BRIEF: Find the lines that hold "Rentals". Report only how many there are.

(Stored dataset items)

☆ ☆ ☆ ☆

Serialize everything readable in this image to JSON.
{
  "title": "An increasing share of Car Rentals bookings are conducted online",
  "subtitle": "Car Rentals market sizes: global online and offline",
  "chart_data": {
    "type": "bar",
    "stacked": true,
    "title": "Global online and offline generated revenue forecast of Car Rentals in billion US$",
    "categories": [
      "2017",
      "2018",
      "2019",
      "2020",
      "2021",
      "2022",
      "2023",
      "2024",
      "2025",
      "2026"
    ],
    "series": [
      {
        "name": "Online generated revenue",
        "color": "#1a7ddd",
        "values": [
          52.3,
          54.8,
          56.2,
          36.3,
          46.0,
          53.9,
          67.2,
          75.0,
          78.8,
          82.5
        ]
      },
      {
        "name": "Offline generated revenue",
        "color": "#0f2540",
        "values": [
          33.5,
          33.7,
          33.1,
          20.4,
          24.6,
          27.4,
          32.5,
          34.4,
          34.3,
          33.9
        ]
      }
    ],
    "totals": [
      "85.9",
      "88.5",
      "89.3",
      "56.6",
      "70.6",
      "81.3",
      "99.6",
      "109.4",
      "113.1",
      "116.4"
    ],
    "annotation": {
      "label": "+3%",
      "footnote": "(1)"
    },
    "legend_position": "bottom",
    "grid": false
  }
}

☆ ☆ ☆ ☆

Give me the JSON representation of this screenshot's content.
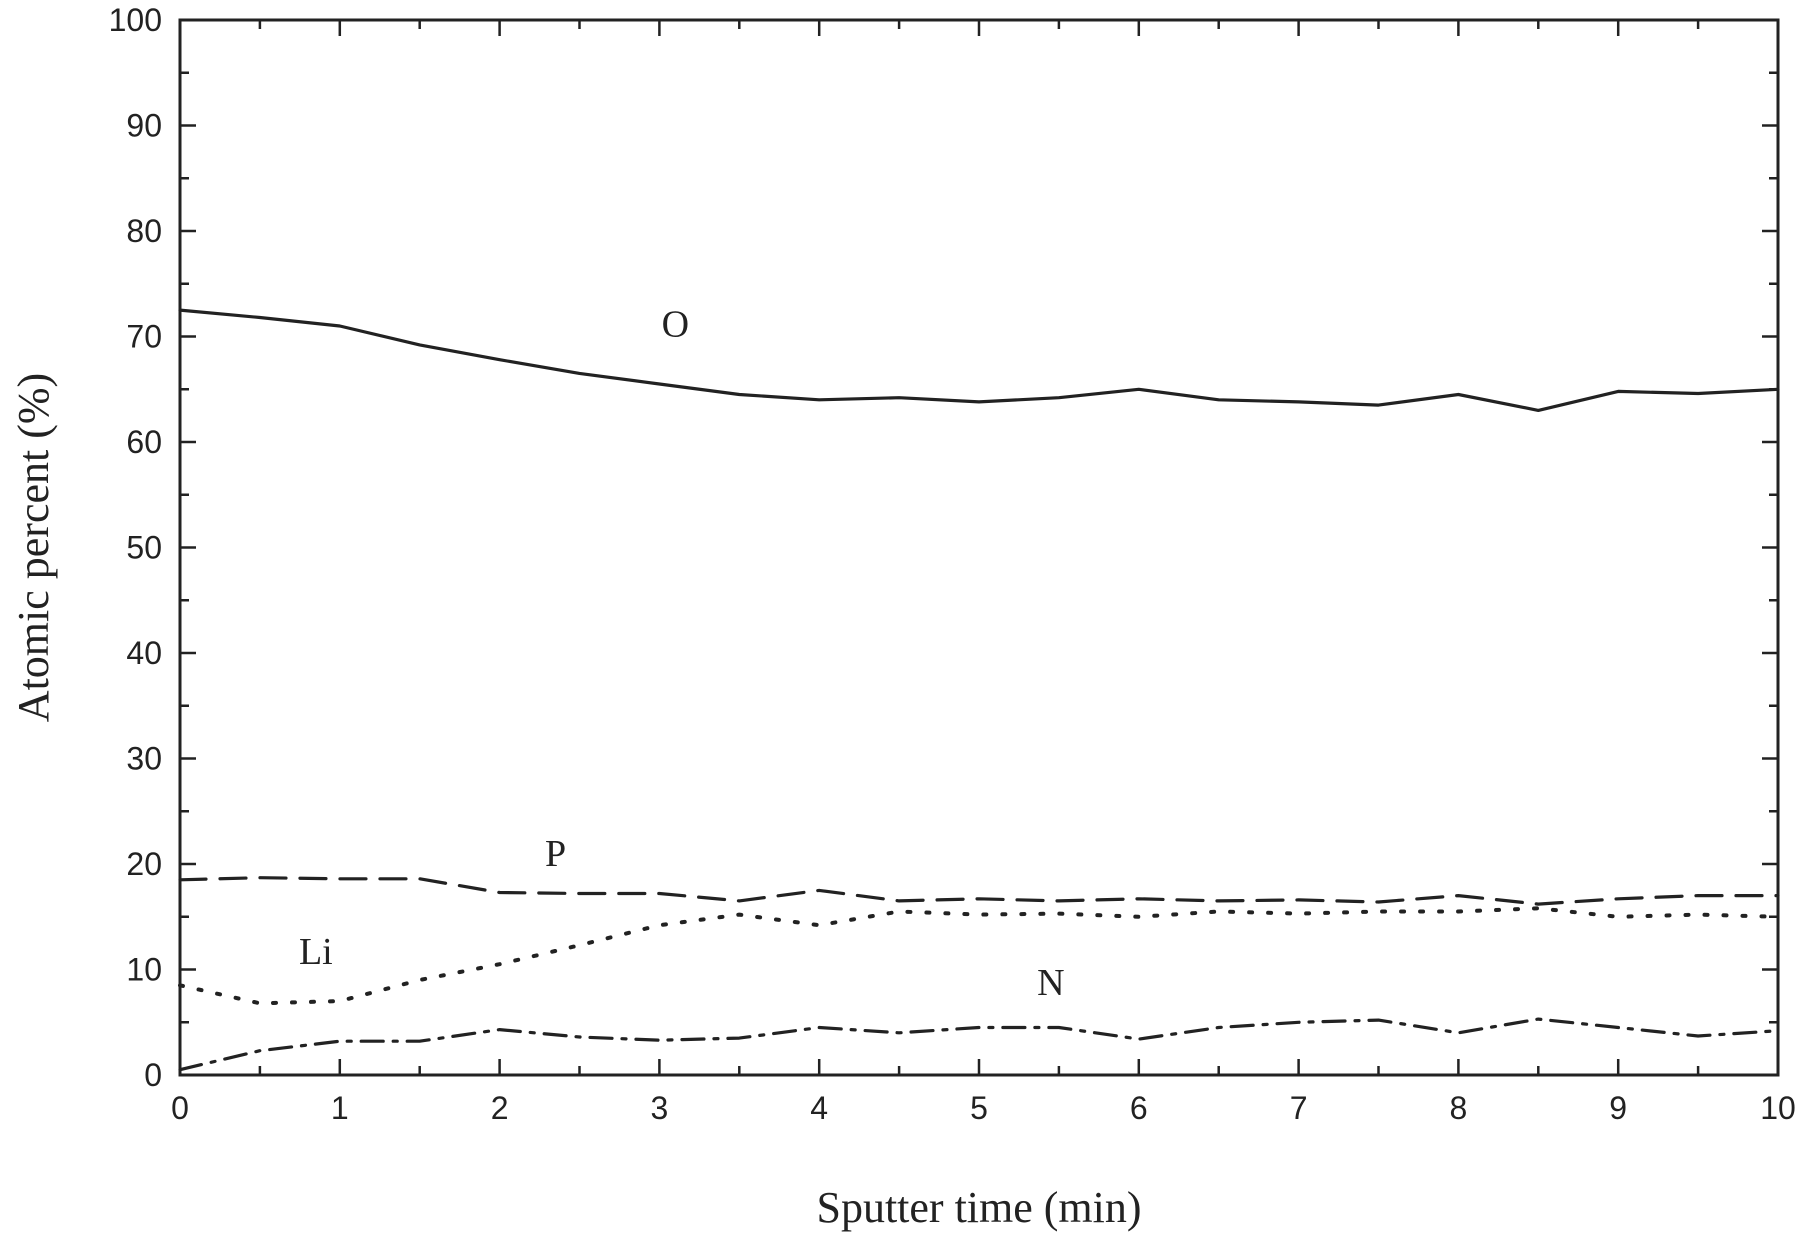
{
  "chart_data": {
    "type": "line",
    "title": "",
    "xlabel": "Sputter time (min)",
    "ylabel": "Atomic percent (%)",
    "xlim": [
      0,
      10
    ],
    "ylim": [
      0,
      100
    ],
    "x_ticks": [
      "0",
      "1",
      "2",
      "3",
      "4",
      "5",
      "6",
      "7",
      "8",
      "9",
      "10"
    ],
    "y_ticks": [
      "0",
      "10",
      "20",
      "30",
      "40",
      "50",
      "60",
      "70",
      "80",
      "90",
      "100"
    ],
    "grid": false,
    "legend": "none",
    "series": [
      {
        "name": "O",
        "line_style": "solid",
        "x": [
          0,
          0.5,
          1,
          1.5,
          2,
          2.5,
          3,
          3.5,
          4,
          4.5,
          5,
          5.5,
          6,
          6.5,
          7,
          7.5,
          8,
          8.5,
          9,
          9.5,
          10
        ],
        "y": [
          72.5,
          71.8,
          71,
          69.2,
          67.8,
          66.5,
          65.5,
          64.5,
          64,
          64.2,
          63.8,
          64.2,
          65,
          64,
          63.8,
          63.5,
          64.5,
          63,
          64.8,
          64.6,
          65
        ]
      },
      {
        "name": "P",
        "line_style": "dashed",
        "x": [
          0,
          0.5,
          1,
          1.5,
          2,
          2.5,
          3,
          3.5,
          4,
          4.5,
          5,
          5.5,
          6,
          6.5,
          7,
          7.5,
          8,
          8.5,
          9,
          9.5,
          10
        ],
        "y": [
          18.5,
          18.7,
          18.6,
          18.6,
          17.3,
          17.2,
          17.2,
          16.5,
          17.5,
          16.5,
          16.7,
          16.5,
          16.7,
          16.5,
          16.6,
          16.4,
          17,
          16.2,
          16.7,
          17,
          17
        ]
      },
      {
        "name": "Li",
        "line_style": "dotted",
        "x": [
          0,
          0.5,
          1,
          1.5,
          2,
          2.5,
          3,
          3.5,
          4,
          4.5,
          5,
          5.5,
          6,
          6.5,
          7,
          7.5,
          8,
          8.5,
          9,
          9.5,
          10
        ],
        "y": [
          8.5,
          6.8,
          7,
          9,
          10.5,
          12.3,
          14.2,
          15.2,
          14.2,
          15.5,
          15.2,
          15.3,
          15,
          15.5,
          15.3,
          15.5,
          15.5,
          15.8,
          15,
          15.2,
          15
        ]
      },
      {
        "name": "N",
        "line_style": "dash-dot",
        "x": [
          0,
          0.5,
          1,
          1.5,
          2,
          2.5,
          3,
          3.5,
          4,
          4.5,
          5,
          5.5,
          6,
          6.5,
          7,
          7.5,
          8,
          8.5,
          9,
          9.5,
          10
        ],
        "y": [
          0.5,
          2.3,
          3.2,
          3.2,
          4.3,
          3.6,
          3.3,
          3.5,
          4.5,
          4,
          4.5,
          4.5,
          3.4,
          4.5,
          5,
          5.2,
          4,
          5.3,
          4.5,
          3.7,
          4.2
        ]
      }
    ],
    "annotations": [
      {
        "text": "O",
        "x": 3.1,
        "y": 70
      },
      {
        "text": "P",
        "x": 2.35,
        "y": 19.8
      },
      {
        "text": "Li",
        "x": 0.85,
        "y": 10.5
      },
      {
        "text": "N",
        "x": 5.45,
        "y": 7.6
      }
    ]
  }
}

☆ ☆ ☆ ☆

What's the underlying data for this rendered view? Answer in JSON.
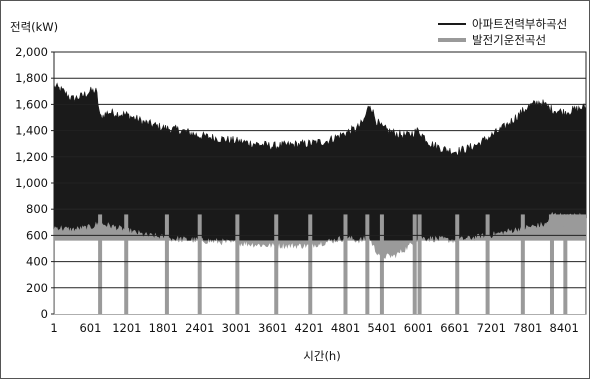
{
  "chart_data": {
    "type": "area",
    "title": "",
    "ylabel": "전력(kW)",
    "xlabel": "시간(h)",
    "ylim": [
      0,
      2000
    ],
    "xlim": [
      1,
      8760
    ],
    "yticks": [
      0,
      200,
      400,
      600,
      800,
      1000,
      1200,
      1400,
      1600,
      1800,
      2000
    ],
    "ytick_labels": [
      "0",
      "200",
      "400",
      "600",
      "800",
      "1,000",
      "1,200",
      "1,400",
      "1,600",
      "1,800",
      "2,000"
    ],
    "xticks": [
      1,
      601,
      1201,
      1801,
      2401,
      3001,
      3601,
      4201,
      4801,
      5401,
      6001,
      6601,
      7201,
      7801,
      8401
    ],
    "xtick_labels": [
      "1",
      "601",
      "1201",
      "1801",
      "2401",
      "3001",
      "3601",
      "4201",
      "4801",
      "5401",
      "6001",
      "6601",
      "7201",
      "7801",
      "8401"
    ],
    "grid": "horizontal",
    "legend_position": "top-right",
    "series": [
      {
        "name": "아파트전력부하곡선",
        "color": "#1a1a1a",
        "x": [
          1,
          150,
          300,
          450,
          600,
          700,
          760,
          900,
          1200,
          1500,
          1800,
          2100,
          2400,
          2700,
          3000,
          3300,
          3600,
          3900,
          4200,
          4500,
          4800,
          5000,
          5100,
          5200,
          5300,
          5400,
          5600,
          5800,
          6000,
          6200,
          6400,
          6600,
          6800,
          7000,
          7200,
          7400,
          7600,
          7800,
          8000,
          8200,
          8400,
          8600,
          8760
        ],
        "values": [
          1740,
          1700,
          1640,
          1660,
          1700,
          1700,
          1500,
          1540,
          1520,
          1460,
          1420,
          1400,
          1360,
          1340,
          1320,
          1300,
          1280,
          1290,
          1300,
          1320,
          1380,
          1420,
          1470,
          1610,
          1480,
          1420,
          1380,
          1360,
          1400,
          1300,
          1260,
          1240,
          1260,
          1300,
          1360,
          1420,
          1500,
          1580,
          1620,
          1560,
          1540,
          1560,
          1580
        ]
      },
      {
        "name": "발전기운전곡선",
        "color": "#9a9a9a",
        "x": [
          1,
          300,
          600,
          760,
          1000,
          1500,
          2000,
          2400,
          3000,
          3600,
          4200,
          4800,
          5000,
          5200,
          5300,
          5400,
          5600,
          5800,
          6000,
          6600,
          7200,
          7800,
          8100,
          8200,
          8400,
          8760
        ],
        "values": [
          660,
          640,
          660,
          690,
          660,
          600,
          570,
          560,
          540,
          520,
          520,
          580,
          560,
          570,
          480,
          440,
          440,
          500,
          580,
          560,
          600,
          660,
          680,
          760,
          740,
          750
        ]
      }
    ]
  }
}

☆ ☆ ☆ ☆

RESPONSE: 3